#### GIVEN TASK
Go through the listing beneath this task and return every line that carries the string "Shoulder".

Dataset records

★ ★ ★

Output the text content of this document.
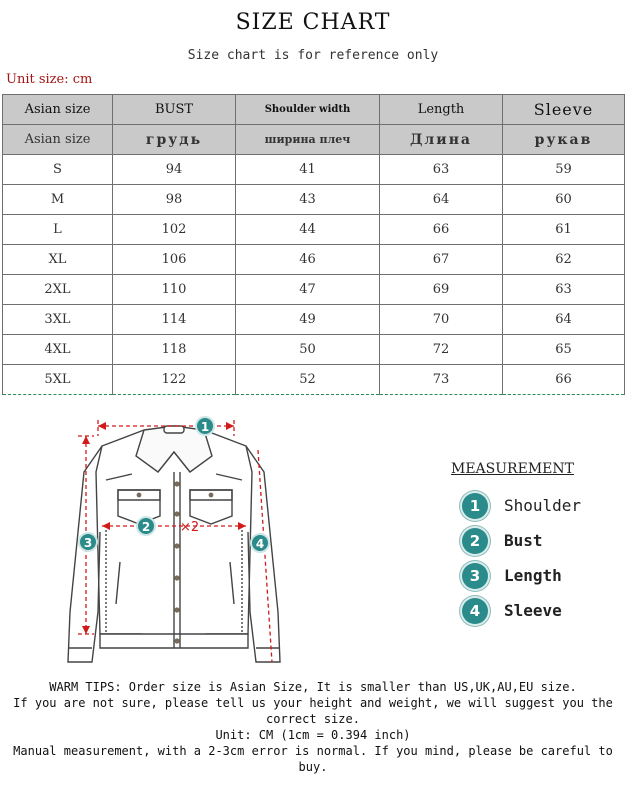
SIZE CHART
Size chart is for reference only
Unit size: cm
Asian size	BUST	Shoulder width	Length	Sleeve
Asian size	грудь	ширина плеч	Длина	рукав
S	94	41	63	59
M	98	43	64	60
L	102	44	66	61
XL	106	46	67	62
2XL	110	47	69	63
3XL	114	49	70	64
4XL	118	50	72	65
5XL	122	52	73	66
1
2 ×2
3	4
MEASUREMENT
1	Shoulder
2	Bust
3	Length
4	Sleeve
WARM TIPS: Order size is Asian Size, It is smaller than US,UK,AU,EU size.
If you are not sure, please tell us your height and weight, we will suggest you the correct size.
Unit: CM (1cm = 0.394 inch)
Manual measurement, with a 2-3cm error is normal. If you mind, please be careful to buy.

★ ★ ★

#### RESULT OF THIS TASK
Asian size	BUST	Shoulder width	Length	Sleeve
1	Shoulder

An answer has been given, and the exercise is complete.